THE PROBLEM: Copy out the material below in full, but not its images.
+-------+
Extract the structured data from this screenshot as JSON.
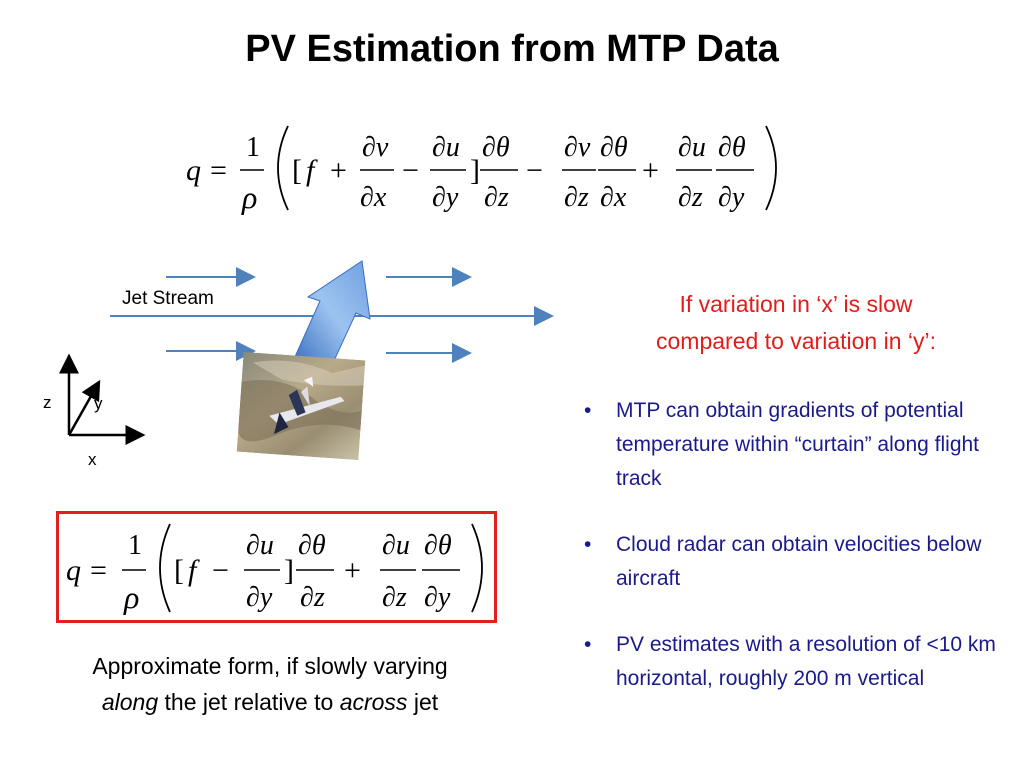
{
  "title": "PV Estimation from MTP Data",
  "diagram": {
    "jet_stream_label": "Jet Stream",
    "axes": {
      "z": "z",
      "y": "y",
      "x": "x"
    },
    "photo_desc": "aircraft-photo",
    "arrow_color": "#4f81bd",
    "flight_arrow_color": "#5b9bd5"
  },
  "approx_box": {
    "border_color": "#e02020"
  },
  "caption": {
    "line1": "Approximate form, if slowly varying",
    "along": "along",
    "middle": " the jet relative to ",
    "across": "across",
    "end": " jet"
  },
  "condition": {
    "line1": "If variation in ‘x’ is slow",
    "line2": "compared to variation in ‘y’:"
  },
  "bullets": [
    {
      "marker": "•",
      "text": "MTP can obtain gradients of potential temperature within “curtain” along flight track"
    },
    {
      "marker": "•",
      "text": "Cloud radar can obtain velocities below aircraft"
    },
    {
      "marker": "•",
      "text": "PV estimates with a resolution of <10 km horizontal, roughly 200 m vertical"
    }
  ],
  "equation_full": {
    "lhs": "q",
    "eq": "=",
    "one": "1",
    "rho": "ρ",
    "lb": "[",
    "f": "f",
    "plus": "+",
    "minus": "−",
    "rb": "]",
    "dv": "∂v",
    "dx": "∂x",
    "du": "∂u",
    "dy": "∂y",
    "dtheta": "∂θ",
    "dz": "∂z"
  },
  "colors": {
    "condition": "#e41b1b",
    "bullets": "#1a1a8c"
  }
}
+-------+
RESULT:
Extract the structured data from this screenshot as JSON.
{
  "title": "PV Estimation from MTP Data",
  "diagram": {
    "jet_stream_label": "Jet Stream",
    "axes": {
      "z": "z",
      "y": "y",
      "x": "x"
    },
    "photo_desc": "aircraft-photo",
    "arrow_color": "#4f81bd",
    "flight_arrow_color": "#5b9bd5"
  },
  "approx_box": {
    "border_color": "#e02020"
  },
  "caption": {
    "line1": "Approximate form, if slowly varying",
    "along": "along",
    "middle": " the jet relative to ",
    "across": "across",
    "end": " jet"
  },
  "condition": {
    "line1": "If variation in ‘x’ is slow",
    "line2": "compared to variation in ‘y’:"
  },
  "bullets": [
    {
      "marker": "•",
      "text": "MTP can obtain gradients of potential temperature within “curtain” along flight track"
    },
    {
      "marker": "•",
      "text": "Cloud radar can obtain velocities below aircraft"
    },
    {
      "marker": "•",
      "text": "PV estimates with a resolution of <10 km horizontal, roughly 200 m vertical"
    }
  ],
  "equation_full": {
    "lhs": "q",
    "eq": "=",
    "one": "1",
    "rho": "ρ",
    "lb": "[",
    "f": "f",
    "plus": "+",
    "minus": "−",
    "rb": "]",
    "dv": "∂v",
    "dx": "∂x",
    "du": "∂u",
    "dy": "∂y",
    "dtheta": "∂θ",
    "dz": "∂z"
  },
  "colors": {
    "condition": "#e41b1b",
    "bullets": "#1a1a8c"
  }
}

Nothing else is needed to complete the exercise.